Tally the lines that hold the word "find" and reply with that figure only.

─── Input data ───

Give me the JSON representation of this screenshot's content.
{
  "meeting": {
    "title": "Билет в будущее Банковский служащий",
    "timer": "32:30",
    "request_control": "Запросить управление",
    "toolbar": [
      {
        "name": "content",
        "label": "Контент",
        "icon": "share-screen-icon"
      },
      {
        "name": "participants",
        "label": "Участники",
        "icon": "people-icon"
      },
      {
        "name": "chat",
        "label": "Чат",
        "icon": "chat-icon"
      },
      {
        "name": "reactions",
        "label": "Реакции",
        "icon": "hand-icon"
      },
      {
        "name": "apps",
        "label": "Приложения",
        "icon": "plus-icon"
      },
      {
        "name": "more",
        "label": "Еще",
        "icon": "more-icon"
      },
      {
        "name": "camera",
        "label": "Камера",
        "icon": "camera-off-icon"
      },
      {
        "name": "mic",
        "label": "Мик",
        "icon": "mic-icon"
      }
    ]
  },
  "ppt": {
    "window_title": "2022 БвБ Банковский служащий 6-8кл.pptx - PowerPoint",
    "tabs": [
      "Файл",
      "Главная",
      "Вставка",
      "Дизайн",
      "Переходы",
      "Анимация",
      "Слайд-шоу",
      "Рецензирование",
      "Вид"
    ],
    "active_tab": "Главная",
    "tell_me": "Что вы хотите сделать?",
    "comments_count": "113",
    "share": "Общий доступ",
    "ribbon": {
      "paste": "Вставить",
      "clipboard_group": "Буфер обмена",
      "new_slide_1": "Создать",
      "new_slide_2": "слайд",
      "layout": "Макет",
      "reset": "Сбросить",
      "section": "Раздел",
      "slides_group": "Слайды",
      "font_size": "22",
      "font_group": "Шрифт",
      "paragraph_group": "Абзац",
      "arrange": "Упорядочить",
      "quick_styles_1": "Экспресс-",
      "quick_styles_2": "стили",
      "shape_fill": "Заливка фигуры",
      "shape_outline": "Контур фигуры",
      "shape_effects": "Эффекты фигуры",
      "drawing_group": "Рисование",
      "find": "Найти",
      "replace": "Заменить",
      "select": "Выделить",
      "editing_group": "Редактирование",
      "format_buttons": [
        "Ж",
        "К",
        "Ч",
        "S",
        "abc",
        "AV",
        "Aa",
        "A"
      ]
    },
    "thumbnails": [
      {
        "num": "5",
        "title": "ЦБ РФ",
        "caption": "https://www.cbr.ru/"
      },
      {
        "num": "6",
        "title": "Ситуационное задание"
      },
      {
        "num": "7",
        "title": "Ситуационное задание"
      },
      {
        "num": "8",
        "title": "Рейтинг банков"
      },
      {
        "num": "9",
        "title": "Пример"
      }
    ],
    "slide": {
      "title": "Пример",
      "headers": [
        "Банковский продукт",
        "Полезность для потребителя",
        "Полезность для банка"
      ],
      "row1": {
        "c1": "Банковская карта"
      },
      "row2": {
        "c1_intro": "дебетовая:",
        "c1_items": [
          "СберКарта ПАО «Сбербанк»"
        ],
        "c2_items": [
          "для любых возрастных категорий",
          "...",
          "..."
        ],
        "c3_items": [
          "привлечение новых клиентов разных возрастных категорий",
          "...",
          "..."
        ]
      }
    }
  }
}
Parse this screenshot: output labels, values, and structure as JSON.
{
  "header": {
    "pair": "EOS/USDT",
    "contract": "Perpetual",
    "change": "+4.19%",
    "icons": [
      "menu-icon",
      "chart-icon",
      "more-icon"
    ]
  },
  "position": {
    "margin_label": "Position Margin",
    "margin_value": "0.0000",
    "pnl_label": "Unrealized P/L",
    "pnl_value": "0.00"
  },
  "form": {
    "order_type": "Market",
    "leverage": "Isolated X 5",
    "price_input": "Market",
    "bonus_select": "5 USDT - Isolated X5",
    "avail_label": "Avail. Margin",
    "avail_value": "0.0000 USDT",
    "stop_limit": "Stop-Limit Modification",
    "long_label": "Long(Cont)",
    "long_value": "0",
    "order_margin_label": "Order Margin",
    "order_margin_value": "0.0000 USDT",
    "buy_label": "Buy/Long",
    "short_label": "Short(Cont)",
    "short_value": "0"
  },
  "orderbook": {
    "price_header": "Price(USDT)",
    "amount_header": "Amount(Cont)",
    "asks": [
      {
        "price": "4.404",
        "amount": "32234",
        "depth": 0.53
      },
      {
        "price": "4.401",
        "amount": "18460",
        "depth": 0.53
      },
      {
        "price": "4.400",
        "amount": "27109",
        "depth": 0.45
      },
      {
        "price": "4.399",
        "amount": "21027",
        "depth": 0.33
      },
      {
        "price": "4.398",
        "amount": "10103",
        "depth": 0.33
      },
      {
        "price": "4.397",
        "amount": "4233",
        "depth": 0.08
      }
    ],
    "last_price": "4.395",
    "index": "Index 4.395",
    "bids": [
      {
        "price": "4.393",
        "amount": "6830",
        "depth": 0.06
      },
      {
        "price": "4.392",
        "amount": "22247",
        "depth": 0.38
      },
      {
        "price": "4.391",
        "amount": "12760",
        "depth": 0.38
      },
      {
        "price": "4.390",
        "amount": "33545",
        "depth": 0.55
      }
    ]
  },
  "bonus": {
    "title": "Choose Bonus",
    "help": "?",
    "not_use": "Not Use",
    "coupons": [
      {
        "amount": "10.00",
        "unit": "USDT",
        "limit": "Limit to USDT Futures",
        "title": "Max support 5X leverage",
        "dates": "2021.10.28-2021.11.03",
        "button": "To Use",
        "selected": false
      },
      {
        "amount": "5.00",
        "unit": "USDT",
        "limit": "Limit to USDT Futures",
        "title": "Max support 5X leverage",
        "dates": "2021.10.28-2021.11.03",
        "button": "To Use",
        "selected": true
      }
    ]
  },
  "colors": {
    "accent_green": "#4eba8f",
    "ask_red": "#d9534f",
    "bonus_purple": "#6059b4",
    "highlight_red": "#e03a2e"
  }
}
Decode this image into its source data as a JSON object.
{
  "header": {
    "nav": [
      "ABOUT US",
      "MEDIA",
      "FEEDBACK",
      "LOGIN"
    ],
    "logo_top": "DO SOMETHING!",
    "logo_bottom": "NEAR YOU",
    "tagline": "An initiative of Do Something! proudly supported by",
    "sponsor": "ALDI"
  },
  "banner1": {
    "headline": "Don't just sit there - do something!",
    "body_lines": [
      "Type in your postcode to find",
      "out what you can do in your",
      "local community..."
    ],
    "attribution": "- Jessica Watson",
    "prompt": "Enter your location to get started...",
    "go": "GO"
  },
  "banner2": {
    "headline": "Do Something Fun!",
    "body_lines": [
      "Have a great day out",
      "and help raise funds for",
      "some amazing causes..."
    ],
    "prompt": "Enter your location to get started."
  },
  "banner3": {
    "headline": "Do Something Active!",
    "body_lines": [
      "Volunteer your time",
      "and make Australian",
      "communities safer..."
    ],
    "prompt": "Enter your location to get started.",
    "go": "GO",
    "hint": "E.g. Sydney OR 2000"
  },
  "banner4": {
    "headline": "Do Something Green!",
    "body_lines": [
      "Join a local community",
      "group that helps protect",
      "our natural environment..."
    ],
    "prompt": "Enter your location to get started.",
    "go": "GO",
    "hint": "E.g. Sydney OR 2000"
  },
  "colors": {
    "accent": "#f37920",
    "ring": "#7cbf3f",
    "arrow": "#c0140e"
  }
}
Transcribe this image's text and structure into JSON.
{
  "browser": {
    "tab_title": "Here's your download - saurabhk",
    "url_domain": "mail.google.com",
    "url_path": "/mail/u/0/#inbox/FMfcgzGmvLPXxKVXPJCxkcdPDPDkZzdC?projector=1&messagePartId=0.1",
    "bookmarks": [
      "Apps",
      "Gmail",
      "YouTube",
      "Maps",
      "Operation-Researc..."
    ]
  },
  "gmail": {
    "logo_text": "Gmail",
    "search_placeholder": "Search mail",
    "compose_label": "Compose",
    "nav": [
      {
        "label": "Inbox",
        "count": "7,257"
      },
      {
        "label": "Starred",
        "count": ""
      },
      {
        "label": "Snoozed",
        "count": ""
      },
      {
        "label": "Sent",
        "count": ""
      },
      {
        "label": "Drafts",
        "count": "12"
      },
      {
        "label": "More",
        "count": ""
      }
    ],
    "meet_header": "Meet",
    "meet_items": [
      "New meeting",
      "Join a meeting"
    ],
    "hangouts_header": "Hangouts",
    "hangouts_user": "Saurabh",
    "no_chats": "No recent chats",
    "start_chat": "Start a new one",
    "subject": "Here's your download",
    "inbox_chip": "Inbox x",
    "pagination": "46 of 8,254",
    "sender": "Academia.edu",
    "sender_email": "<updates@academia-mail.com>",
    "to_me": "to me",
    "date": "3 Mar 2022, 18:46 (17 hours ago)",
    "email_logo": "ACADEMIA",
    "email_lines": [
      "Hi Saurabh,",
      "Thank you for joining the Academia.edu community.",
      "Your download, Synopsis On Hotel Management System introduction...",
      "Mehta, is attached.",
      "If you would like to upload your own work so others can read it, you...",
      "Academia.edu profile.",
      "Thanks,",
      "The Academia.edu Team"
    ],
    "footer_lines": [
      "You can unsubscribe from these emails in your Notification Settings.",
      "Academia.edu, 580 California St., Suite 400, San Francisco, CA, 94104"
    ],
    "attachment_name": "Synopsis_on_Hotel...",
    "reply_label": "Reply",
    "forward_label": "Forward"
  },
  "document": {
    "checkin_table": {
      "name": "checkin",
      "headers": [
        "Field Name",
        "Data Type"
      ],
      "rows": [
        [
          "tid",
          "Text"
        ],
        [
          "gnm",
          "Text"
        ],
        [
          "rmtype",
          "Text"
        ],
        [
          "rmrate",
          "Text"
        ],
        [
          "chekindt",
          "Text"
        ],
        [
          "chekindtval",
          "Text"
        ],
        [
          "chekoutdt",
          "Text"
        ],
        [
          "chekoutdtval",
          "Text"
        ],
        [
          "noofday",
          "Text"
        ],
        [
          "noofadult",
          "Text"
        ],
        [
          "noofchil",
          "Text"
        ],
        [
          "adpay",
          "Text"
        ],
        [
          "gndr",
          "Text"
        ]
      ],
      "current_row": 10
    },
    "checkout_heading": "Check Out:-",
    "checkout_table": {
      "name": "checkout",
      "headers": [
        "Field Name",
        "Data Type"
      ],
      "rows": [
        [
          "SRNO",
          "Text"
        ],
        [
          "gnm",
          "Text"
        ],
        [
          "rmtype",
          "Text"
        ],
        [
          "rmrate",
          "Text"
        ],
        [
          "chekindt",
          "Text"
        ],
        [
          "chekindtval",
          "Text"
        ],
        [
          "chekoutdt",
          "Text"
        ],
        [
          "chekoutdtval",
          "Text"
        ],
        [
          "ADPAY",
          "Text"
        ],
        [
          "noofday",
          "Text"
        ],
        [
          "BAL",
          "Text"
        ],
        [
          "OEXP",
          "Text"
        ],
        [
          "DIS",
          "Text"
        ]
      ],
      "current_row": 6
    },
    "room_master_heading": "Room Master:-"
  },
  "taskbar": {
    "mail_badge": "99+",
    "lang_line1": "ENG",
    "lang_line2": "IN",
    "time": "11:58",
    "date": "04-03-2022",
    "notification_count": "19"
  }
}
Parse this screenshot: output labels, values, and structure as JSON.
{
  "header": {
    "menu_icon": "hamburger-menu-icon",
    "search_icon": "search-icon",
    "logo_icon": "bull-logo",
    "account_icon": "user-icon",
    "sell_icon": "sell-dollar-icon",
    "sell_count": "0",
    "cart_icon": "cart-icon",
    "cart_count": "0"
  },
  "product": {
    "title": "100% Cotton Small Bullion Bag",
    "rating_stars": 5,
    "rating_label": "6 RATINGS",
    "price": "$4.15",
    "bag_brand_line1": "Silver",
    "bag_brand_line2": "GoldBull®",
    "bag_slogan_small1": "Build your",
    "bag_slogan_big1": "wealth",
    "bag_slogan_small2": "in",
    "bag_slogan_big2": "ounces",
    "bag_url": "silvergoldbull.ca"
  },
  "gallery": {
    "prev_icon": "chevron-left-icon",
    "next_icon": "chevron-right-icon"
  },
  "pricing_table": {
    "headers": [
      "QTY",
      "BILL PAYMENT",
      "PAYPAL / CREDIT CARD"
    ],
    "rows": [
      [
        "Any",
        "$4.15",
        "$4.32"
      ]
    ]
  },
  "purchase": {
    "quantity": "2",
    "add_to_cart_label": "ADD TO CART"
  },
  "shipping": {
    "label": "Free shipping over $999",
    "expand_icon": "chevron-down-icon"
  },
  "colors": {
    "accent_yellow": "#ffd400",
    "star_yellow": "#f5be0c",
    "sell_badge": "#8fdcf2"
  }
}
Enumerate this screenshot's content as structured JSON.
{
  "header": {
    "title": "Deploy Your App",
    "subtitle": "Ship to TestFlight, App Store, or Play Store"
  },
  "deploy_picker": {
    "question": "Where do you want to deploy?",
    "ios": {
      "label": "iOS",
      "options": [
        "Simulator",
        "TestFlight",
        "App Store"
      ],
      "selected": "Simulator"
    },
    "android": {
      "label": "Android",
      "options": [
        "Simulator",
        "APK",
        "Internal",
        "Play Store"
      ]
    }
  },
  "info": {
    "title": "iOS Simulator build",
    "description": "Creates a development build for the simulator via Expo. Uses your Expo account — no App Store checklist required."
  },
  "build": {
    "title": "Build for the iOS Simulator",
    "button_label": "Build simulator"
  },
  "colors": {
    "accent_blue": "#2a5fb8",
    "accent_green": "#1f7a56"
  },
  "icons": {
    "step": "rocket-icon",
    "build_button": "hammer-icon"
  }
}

───

» **Exercise answer**
2